### Task details:
Repeat, without any change, the entries presented below.

### Exercise material:
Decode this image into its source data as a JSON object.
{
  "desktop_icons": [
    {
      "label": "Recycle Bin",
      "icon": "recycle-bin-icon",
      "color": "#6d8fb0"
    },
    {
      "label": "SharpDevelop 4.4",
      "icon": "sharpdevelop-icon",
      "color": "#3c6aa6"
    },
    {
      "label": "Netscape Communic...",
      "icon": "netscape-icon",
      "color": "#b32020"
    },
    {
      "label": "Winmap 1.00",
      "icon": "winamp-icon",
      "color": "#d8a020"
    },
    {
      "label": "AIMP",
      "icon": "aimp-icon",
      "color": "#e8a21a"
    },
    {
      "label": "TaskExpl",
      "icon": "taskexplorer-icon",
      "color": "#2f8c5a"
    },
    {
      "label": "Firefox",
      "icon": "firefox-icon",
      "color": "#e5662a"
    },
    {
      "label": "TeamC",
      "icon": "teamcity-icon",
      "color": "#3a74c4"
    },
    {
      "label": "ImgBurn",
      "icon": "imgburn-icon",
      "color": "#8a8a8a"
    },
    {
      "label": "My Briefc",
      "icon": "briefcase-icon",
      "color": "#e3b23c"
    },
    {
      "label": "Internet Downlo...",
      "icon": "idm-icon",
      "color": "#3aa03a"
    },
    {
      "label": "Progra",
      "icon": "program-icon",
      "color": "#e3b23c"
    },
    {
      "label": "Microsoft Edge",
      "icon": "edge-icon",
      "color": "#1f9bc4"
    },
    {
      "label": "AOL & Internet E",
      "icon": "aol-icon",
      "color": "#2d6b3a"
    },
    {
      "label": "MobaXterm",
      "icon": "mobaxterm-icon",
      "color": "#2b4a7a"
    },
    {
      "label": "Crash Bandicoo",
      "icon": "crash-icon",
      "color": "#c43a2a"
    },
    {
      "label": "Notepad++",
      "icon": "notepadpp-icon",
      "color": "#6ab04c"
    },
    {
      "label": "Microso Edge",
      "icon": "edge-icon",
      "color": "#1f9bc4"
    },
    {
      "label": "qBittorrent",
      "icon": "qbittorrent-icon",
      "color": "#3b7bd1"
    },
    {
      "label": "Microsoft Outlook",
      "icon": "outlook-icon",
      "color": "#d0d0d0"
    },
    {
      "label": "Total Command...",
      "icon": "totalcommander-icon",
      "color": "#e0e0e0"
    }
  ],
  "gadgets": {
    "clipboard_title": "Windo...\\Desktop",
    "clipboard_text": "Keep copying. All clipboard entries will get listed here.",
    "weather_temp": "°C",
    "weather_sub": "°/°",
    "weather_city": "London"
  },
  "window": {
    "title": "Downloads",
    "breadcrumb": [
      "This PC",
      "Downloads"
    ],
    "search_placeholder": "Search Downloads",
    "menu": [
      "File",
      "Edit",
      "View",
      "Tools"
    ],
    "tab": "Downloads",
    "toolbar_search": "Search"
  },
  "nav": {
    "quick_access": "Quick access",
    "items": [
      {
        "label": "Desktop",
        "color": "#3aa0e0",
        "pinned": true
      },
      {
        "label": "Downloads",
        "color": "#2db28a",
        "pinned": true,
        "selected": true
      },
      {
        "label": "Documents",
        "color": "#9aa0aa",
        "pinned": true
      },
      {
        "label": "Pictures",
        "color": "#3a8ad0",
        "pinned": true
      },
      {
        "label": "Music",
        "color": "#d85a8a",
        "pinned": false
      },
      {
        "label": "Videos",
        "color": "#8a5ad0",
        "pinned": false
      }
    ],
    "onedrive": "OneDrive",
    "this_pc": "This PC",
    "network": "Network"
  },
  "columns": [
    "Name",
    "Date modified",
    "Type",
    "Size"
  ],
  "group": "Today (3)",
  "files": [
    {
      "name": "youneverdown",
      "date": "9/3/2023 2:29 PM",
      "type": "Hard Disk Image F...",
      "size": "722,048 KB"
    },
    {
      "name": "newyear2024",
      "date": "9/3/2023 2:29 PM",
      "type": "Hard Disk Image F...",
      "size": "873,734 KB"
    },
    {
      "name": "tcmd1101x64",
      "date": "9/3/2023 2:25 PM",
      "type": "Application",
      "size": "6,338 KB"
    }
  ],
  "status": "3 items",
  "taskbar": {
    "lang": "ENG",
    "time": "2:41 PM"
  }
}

### Output of the task:
Decode this image into its source data as a JSON object.
{
  "desktop_icons": [
    {
      "label": "Recycle Bin",
      "icon": "recycle-bin-icon",
      "color": "#6d8fb0"
    },
    {
      "label": "SharpDevelop 4.4",
      "icon": "sharpdevelop-icon",
      "color": "#3c6aa6"
    },
    {
      "label": "Netscape Communic...",
      "icon": "netscape-icon",
      "color": "#b32020"
    },
    {
      "label": "Winmap 1.00",
      "icon": "winamp-icon",
      "color": "#d8a020"
    },
    {
      "label": "AIMP",
      "icon": "aimp-icon",
      "color": "#e8a21a"
    },
    {
      "label": "TaskExpl",
      "icon": "taskexplorer-icon",
      "color": "#2f8c5a"
    },
    {
      "label": "Firefox",
      "icon": "firefox-icon",
      "color": "#e5662a"
    },
    {
      "label": "TeamC",
      "icon": "teamcity-icon",
      "color": "#3a74c4"
    },
    {
      "label": "ImgBurn",
      "icon": "imgburn-icon",
      "color": "#8a8a8a"
    },
    {
      "label": "My Briefc",
      "icon": "briefcase-icon",
      "color": "#e3b23c"
    },
    {
      "label": "Internet Downlo...",
      "icon": "idm-icon",
      "color": "#3aa03a"
    },
    {
      "label": "Progra",
      "icon": "program-icon",
      "color": "#e3b23c"
    },
    {
      "label": "Microsoft Edge",
      "icon": "edge-icon",
      "color": "#1f9bc4"
    },
    {
      "label": "AOL & Internet E",
      "icon": "aol-icon",
      "color": "#2d6b3a"
    },
    {
      "label": "MobaXterm",
      "icon": "mobaxterm-icon",
      "color": "#2b4a7a"
    },
    {
      "label": "Crash Bandicoo",
      "icon": "crash-icon",
      "color": "#c43a2a"
    },
    {
      "label": "Notepad++",
      "icon": "notepadpp-icon",
      "color": "#6ab04c"
    },
    {
      "label": "Microso Edge",
      "icon": "edge-icon",
      "color": "#1f9bc4"
    },
    {
      "label": "qBittorrent",
      "icon": "qbittorrent-icon",
      "color": "#3b7bd1"
    },
    {
      "label": "Microsoft Outlook",
      "icon": "outlook-icon",
      "color": "#d0d0d0"
    },
    {
      "label": "Total Command...",
      "icon": "totalcommander-icon",
      "color": "#e0e0e0"
    }
  ],
  "gadgets": {
    "clipboard_title": "Windo...\\Desktop",
    "clipboard_text": "Keep copying. All clipboard entries will get listed here.",
    "weather_temp": "°C",
    "weather_sub": "°/°",
    "weather_city": "London"
  },
  "window": {
    "title": "Downloads",
    "breadcrumb": [
      "This PC",
      "Downloads"
    ],
    "search_placeholder": "Search Downloads",
    "menu": [
      "File",
      "Edit",
      "View",
      "Tools"
    ],
    "tab": "Downloads",
    "toolbar_search": "Search"
  },
  "nav": {
    "quick_access": "Quick access",
    "items": [
      {
        "label": "Desktop",
        "color": "#3aa0e0",
        "pinned": true
      },
      {
        "label": "Downloads",
        "color": "#2db28a",
        "pinned": true,
        "selected": true
      },
      {
        "label": "Documents",
        "color": "#9aa0aa",
        "pinned": true
      },
      {
        "label": "Pictures",
        "color": "#3a8ad0",
        "pinned": true
      },
      {
        "label": "Music",
        "color": "#d85a8a",
        "pinned": false
      },
      {
        "label": "Videos",
        "color": "#8a5ad0",
        "pinned": false
      }
    ],
    "onedrive": "OneDrive",
    "this_pc": "This PC",
    "network": "Network"
  },
  "columns": [
    "Name",
    "Date modified",
    "Type",
    "Size"
  ],
  "group": "Today (3)",
  "files": [
    {
      "name": "youneverdown",
      "date": "9/3/2023 2:29 PM",
      "type": "Hard Disk Image F...",
      "size": "722,048 KB"
    },
    {
      "name": "newyear2024",
      "date": "9/3/2023 2:29 PM",
      "type": "Hard Disk Image F...",
      "size": "873,734 KB"
    },
    {
      "name": "tcmd1101x64",
      "date": "9/3/2023 2:25 PM",
      "type": "Application",
      "size": "6,338 KB"
    }
  ],
  "status": "3 items",
  "taskbar": {
    "lang": "ENG",
    "time": "2:41 PM"
  }
}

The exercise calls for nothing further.